* [GIVEN REQUEST]
Copy every line of the entries that includes the word "данных".

(Dataset excerpt)
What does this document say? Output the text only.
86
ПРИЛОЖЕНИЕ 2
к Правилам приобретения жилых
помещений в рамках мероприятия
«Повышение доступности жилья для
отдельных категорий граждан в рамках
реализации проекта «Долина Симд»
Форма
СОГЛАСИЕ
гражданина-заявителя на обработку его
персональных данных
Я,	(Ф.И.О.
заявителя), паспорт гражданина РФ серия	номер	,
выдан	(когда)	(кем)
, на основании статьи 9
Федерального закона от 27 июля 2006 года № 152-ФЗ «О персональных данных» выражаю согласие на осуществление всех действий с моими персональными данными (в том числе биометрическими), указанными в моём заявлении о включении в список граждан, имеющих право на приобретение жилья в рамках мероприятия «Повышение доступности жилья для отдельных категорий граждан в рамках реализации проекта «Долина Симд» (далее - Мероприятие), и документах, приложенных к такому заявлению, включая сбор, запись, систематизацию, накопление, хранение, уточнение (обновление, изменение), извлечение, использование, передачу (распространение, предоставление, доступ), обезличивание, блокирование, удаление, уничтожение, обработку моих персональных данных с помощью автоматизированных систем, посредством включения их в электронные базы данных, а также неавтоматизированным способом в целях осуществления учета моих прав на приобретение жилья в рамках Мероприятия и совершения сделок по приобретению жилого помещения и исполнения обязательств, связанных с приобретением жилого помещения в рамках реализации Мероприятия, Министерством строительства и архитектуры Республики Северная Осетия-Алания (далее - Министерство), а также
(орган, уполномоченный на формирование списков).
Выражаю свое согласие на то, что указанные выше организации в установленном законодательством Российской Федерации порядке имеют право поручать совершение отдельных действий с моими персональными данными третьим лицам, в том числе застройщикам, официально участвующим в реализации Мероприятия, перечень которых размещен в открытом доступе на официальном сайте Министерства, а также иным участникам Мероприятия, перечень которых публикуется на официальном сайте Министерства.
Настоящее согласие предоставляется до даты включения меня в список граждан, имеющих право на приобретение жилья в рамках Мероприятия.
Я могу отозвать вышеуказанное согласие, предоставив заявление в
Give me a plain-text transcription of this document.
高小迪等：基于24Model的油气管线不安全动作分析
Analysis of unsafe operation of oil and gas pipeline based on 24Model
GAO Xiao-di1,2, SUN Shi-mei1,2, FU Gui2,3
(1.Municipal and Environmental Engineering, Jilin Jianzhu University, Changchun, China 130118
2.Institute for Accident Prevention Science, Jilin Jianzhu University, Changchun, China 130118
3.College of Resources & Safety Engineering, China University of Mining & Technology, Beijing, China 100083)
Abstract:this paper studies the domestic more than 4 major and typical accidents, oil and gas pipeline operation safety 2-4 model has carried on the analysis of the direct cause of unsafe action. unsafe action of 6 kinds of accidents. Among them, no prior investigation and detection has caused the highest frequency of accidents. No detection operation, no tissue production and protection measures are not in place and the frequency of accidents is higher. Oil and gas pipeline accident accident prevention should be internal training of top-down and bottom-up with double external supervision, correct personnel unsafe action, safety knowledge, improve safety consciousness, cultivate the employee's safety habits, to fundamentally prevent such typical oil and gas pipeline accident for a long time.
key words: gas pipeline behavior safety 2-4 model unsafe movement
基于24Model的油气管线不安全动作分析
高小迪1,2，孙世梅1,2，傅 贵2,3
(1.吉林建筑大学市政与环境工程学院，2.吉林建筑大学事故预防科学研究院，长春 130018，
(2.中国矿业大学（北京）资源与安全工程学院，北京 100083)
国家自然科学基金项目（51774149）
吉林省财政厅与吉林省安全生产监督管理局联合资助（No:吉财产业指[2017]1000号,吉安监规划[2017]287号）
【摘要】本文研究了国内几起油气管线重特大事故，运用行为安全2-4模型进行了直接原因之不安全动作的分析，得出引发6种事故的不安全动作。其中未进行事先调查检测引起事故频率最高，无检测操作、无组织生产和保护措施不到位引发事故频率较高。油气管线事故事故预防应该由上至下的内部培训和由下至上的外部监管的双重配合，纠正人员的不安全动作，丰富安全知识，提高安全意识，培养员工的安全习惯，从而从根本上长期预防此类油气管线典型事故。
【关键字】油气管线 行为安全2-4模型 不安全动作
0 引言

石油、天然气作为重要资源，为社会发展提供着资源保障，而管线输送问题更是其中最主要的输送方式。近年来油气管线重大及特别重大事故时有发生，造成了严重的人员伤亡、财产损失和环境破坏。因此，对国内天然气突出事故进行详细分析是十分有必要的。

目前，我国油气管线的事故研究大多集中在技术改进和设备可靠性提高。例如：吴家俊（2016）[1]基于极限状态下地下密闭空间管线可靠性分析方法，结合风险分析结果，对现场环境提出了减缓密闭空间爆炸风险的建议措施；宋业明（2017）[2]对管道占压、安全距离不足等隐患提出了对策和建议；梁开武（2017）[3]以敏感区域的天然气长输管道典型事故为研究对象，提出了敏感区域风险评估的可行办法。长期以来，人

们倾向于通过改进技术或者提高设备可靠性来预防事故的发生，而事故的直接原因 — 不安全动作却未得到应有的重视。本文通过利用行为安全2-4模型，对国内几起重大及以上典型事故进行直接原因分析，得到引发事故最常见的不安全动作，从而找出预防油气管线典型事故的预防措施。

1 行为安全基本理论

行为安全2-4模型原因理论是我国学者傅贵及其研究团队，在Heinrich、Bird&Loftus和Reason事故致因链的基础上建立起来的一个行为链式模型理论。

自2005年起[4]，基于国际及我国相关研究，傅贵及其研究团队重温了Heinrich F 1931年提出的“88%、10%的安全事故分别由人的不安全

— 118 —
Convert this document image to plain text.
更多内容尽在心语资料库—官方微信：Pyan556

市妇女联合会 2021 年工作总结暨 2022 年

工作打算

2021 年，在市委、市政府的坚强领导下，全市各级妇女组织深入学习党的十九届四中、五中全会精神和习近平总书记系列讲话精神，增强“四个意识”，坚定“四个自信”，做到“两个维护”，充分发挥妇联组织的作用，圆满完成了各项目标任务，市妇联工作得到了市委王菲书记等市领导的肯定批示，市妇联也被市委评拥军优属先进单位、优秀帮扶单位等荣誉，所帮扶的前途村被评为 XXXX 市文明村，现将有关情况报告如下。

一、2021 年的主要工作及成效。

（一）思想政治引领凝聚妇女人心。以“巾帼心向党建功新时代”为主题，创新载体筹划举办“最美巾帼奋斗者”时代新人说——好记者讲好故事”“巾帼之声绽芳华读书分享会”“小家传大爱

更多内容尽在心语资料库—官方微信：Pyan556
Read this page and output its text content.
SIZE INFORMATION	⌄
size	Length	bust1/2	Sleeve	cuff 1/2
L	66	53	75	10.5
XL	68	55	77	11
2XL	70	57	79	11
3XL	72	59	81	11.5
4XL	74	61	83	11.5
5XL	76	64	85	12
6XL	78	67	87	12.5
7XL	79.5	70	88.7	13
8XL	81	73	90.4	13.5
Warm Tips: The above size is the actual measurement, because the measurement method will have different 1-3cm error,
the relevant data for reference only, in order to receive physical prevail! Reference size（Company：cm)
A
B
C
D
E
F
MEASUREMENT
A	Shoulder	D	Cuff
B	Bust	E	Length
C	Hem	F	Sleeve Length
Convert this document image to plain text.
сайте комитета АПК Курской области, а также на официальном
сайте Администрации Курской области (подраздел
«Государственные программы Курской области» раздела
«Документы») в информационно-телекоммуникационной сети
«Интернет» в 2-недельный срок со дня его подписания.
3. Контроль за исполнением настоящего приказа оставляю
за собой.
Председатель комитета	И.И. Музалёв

* [PROBLEM SOLUTION]
персональных данных
Федерального закона от 27 июля 2006 года № 152-ФЗ «О персональных данных» выражаю согласие на осуществление всех действий с моими персональными данными (в том числе биометрическими), указанными в моём заявлении о включении в список граждан, имеющих право на приобретение жилья в рамках мероприятия «Повышение доступности жилья для отдельных категорий граждан в рамках реализации проекта «Долина Симд» (далее - Мероприятие), и документах, приложенных к такому заявлению, включая сбор, запись, систематизацию, накопление, хранение, уточнение (обновление, изменение), извлечение, использование, передачу (распространение, предоставление, доступ), обезличивание, блокирование, удаление, уничтожение, обработку моих персональных данных с помощью автоматизированных систем, посредством включения их в электронные базы данных, а также неавтоматизированным способом в целях осуществления учета моих прав на приобретение жилья в рамках Мероприятия и совершения сделок по приобретению жилого помещения и исполнения обязательств, связанных с приобретением жилого помещения в рамках реализации Мероприятия, Министерством строительства и архитектуры Республики Северная Осетия-Алания (далее - Министерство), а также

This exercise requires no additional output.